THE REQUEST -> Each of the entries should be retyped precisely as it appears.

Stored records
^^^^
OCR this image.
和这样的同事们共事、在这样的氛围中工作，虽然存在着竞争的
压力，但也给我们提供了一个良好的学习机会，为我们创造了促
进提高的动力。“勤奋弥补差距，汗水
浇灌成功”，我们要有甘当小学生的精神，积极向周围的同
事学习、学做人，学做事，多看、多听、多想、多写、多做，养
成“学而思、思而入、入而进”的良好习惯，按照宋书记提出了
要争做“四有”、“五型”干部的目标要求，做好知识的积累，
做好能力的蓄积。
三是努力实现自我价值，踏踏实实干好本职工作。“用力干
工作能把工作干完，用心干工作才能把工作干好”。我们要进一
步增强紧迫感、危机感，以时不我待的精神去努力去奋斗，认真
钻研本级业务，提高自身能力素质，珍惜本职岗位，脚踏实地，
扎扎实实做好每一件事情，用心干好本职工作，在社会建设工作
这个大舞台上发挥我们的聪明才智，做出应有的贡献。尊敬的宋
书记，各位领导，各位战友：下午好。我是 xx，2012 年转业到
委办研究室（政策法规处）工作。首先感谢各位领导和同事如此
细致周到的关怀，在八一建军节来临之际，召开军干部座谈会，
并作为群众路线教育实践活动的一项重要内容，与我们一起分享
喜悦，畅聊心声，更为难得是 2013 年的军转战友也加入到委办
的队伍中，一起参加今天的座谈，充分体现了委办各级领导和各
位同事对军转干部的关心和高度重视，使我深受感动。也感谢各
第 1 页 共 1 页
^^^^
EXPECTED OUTPUT ->
OCR this image.
和这样的同事们共事、在这样的氛围中工作，虽然存在着竞争的
压力，但也给我们提供了一个良好的学习机会，为我们创造了促
进提高的动力。“勤奋弥补差距，汗水
浇灌成功”，我们要有甘当小学生的精神，积极向周围的同
事学习、学做人，学做事，多看、多听、多想、多写、多做，养
成“学而思、思而入、入而进”的良好习惯，按照宋书记提出了
要争做“四有”、“五型”干部的目标要求，做好知识的积累，
做好能力的蓄积。
三是努力实现自我价值，踏踏实实干好本职工作。“用力干
工作能把工作干完，用心干工作才能把工作干好”。我们要进一
步增强紧迫感、危机感，以时不我待的精神去努力去奋斗，认真
钻研本级业务，提高自身能力素质，珍惜本职岗位，脚踏实地，
扎扎实实做好每一件事情，用心干好本职工作，在社会建设工作
这个大舞台上发挥我们的聪明才智，做出应有的贡献。尊敬的宋
书记，各位领导，各位战友：下午好。我是 xx，2012 年转业到
委办研究室（政策法规处）工作。首先感谢各位领导和同事如此
细致周到的关怀，在八一建军节来临之际，召开军干部座谈会，
并作为群众路线教育实践活动的一项重要内容，与我们一起分享
喜悦，畅聊心声，更为难得是 2013 年的军转战友也加入到委办
的队伍中，一起参加今天的座谈，充分体现了委办各级领导和各
位同事对军转干部的关心和高度重视，使我深受感动。也感谢各
第 1 页 共 1 页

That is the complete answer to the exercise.